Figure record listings
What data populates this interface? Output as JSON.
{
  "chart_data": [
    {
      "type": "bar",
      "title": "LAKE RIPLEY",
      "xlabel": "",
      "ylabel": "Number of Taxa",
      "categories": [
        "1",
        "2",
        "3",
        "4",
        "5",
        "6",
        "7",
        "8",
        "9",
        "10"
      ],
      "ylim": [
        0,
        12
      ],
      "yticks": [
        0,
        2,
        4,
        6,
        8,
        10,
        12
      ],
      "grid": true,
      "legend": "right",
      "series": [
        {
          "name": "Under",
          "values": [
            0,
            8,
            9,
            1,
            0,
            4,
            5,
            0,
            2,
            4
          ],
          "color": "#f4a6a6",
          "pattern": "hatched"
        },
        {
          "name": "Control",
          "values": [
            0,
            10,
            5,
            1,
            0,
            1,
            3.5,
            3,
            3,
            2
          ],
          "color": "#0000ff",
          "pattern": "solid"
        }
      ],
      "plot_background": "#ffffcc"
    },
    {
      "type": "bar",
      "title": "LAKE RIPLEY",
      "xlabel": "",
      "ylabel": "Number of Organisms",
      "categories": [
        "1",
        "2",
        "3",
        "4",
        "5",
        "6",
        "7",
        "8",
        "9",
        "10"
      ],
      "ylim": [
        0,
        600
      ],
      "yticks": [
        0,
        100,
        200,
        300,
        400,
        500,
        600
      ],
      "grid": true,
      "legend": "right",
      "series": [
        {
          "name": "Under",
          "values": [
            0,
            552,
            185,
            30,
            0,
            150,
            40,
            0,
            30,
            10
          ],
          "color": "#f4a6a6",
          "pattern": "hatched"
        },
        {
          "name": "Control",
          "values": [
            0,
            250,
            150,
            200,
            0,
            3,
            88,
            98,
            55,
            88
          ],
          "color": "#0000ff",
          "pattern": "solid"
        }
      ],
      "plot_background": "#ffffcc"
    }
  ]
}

**WRITTEN REQUEST**
Each line above must be reproduced exactly as it stands.

**FULL RESPONSE**
What data populates this interface? Output as JSON.
{
  "chart_data": [
    {
      "type": "bar",
      "title": "LAKE RIPLEY",
      "xlabel": "",
      "ylabel": "Number of Taxa",
      "categories": [
        "1",
        "2",
        "3",
        "4",
        "5",
        "6",
        "7",
        "8",
        "9",
        "10"
      ],
      "ylim": [
        0,
        12
      ],
      "yticks": [
        0,
        2,
        4,
        6,
        8,
        10,
        12
      ],
      "grid": true,
      "legend": "right",
      "series": [
        {
          "name": "Under",
          "values": [
            0,
            8,
            9,
            1,
            0,
            4,
            5,
            0,
            2,
            4
          ],
          "color": "#f4a6a6",
          "pattern": "hatched"
        },
        {
          "name": "Control",
          "values": [
            0,
            10,
            5,
            1,
            0,
            1,
            3.5,
            3,
            3,
            2
          ],
          "color": "#0000ff",
          "pattern": "solid"
        }
      ],
      "plot_background": "#ffffcc"
    },
    {
      "type": "bar",
      "title": "LAKE RIPLEY",
      "xlabel": "",
      "ylabel": "Number of Organisms",
      "categories": [
        "1",
        "2",
        "3",
        "4",
        "5",
        "6",
        "7",
        "8",
        "9",
        "10"
      ],
      "ylim": [
        0,
        600
      ],
      "yticks": [
        0,
        100,
        200,
        300,
        400,
        500,
        600
      ],
      "grid": true,
      "legend": "right",
      "series": [
        {
          "name": "Under",
          "values": [
            0,
            552,
            185,
            30,
            0,
            150,
            40,
            0,
            30,
            10
          ],
          "color": "#f4a6a6",
          "pattern": "hatched"
        },
        {
          "name": "Control",
          "values": [
            0,
            250,
            150,
            200,
            0,
            3,
            88,
            98,
            55,
            88
          ],
          "color": "#0000ff",
          "pattern": "solid"
        }
      ],
      "plot_background": "#ffffcc"
    }
  ]
}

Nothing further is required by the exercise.